ENTRIES SHOWN:
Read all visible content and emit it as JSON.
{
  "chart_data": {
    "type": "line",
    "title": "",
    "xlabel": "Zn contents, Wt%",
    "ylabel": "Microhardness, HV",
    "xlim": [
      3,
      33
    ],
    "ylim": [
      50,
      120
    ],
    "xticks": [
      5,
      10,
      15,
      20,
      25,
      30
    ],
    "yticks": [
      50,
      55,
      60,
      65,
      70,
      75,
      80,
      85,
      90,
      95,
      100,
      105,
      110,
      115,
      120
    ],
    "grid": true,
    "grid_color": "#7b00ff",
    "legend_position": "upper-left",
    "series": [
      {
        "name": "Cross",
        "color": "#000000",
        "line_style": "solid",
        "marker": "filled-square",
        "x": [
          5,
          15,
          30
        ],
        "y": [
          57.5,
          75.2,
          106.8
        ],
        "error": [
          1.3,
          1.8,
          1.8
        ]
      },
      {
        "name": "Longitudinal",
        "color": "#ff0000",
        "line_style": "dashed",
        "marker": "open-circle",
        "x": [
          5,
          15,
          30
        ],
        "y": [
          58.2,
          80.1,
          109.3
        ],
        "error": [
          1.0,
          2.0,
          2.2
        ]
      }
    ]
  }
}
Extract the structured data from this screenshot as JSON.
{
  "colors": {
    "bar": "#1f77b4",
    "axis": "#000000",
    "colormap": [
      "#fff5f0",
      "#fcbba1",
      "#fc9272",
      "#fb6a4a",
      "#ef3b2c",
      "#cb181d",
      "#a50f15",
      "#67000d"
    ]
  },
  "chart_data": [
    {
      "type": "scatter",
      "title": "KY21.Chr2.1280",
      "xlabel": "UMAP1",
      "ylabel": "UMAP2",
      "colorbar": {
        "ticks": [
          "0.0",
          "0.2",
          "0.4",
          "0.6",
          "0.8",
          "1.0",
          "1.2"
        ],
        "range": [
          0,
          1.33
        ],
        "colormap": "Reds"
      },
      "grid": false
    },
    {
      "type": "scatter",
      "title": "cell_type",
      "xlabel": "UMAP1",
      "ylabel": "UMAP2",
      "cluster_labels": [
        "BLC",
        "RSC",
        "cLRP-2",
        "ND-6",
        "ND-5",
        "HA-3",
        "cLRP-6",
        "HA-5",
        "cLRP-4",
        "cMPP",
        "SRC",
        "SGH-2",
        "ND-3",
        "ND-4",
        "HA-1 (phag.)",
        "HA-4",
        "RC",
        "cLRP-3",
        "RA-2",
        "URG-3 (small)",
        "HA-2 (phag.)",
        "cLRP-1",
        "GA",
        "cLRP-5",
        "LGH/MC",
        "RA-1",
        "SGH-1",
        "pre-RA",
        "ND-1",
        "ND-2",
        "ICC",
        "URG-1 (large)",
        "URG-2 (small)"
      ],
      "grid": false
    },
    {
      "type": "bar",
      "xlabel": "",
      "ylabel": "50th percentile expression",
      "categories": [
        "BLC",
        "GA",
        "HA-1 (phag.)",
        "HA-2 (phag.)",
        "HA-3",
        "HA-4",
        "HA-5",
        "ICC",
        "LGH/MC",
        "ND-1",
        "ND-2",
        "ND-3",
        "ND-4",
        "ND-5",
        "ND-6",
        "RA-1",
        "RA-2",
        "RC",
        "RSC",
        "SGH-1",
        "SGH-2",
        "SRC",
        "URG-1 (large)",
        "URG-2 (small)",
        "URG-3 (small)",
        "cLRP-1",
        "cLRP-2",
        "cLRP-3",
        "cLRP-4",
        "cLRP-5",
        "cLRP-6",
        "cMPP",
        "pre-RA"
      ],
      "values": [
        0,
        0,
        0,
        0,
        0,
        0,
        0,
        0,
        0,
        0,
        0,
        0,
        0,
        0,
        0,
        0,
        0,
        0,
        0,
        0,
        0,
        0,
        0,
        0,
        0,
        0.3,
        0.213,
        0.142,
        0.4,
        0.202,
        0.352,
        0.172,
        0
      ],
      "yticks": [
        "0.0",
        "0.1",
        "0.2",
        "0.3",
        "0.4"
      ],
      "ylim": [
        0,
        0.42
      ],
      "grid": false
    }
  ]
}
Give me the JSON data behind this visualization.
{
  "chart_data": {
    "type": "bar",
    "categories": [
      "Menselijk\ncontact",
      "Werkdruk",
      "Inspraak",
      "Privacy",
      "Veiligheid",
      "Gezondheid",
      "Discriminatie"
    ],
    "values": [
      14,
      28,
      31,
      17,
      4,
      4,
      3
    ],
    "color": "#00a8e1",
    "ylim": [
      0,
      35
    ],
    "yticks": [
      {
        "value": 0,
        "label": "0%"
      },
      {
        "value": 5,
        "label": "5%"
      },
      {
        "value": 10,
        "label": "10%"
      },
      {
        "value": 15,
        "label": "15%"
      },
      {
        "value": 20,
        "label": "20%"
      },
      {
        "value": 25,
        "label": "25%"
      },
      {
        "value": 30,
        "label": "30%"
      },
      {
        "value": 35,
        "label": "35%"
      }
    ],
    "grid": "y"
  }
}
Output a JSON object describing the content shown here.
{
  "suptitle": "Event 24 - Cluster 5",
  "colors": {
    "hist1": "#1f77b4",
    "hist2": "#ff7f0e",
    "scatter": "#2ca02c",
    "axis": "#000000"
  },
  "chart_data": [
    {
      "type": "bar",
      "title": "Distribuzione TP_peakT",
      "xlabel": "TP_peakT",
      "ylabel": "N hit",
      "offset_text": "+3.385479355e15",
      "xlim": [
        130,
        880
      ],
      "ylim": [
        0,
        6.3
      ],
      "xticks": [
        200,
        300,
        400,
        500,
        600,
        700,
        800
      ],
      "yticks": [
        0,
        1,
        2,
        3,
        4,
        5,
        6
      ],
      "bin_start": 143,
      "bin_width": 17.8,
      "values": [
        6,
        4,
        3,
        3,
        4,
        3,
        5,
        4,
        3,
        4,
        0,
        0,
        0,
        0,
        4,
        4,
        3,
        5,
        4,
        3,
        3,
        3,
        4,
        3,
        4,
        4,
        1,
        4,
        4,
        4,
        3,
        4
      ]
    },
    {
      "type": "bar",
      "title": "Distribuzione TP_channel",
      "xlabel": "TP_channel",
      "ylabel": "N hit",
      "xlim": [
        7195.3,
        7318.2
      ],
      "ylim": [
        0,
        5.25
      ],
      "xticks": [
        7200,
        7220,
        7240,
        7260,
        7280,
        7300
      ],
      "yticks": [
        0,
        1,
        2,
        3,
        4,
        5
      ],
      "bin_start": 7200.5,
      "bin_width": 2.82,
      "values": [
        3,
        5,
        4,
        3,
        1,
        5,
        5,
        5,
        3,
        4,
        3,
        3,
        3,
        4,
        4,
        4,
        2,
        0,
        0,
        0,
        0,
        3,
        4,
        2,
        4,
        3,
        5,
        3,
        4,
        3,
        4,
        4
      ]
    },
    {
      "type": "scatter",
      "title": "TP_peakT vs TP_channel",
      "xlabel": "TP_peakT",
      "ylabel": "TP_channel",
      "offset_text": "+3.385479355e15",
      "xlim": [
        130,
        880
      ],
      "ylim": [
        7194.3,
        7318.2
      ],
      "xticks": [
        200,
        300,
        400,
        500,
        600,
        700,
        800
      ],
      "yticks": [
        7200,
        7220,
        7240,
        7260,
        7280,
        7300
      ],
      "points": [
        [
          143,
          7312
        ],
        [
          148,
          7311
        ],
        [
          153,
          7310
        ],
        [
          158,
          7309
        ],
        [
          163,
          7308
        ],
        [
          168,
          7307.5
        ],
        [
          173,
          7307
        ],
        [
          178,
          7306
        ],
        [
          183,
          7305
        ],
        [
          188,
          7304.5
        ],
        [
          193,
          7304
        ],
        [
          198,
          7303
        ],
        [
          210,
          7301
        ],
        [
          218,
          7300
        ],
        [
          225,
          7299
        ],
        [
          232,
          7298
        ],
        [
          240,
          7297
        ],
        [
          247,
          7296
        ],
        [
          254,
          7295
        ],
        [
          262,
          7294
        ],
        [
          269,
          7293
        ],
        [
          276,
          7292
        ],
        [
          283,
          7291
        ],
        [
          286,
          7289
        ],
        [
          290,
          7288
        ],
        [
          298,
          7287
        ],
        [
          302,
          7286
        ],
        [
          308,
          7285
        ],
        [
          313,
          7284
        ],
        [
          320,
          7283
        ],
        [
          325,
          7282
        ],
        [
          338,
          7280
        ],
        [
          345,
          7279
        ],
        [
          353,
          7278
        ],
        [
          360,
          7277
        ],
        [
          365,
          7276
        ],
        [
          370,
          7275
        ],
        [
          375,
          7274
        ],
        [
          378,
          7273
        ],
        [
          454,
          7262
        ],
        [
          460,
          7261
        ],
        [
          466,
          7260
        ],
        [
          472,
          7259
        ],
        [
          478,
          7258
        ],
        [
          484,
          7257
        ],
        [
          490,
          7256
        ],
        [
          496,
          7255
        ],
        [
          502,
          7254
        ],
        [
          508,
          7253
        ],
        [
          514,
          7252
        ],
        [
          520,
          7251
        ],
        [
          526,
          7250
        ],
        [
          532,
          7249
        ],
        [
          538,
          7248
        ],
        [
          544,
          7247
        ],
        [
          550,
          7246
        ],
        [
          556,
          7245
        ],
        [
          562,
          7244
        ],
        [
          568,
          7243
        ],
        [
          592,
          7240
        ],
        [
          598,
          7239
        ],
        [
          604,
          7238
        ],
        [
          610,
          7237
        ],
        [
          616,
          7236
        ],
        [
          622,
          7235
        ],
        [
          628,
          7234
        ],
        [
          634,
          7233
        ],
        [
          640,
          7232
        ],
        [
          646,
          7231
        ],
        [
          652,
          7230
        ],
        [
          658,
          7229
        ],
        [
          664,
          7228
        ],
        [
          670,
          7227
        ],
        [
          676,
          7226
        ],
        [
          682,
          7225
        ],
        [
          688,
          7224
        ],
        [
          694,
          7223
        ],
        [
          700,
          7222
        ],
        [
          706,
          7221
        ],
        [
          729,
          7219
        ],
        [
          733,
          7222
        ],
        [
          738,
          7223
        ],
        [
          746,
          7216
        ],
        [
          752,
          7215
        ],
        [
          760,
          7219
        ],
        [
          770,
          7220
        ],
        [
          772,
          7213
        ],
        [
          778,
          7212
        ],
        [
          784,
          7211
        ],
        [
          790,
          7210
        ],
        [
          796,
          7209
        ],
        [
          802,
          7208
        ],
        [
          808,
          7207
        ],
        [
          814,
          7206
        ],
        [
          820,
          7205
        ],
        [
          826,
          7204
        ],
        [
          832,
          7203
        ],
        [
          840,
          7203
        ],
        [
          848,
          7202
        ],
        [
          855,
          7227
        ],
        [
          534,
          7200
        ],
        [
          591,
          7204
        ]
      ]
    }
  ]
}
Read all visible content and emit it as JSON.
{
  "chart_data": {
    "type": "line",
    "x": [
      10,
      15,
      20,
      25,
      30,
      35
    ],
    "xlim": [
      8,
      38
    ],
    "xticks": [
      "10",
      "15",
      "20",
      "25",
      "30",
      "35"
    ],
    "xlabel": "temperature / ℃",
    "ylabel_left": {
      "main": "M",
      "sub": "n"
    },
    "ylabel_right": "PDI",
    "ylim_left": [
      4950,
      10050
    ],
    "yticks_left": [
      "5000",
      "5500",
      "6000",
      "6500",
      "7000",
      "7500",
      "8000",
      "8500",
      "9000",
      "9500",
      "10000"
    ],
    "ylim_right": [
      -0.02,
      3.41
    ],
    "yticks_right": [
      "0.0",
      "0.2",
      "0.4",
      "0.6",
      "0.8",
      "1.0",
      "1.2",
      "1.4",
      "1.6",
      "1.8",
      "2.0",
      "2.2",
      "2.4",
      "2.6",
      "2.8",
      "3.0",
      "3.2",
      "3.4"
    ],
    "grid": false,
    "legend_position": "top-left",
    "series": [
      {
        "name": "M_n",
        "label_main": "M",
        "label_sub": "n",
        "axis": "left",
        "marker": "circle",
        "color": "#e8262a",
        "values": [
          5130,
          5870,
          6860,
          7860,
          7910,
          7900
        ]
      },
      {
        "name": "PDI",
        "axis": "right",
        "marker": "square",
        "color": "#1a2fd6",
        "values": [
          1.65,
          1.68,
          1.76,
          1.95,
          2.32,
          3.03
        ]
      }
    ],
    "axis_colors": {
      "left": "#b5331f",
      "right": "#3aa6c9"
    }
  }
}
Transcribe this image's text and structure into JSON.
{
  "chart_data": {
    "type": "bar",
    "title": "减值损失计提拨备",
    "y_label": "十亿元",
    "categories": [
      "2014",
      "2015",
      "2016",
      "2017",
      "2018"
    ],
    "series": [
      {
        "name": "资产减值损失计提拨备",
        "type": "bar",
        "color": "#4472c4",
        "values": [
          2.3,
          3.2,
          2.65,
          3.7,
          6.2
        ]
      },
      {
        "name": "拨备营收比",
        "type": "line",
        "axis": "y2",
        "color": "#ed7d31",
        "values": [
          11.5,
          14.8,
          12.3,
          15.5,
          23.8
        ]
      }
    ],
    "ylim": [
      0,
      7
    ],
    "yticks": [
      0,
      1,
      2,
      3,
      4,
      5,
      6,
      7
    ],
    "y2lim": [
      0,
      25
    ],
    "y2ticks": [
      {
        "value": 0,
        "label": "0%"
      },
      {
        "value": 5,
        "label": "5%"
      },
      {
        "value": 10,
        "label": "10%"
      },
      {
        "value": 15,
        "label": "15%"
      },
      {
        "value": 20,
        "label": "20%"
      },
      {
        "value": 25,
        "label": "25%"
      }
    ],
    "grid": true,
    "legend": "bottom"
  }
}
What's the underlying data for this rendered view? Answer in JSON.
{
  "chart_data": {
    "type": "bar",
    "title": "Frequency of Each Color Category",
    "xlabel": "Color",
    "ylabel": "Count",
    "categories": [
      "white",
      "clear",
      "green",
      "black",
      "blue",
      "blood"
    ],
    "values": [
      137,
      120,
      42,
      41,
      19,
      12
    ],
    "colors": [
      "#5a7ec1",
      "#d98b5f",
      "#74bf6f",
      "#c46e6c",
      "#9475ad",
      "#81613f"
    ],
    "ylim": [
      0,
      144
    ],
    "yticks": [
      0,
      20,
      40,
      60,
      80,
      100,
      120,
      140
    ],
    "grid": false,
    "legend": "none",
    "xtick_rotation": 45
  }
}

TASK DETAILS:
Search the data above for the string "Distribuzione" and copy each line that has it.

RESULT OF THE EXERCISE:
      "title": "Distribuzione TP_peakT",
      "title": "Distribuzione TP_channel",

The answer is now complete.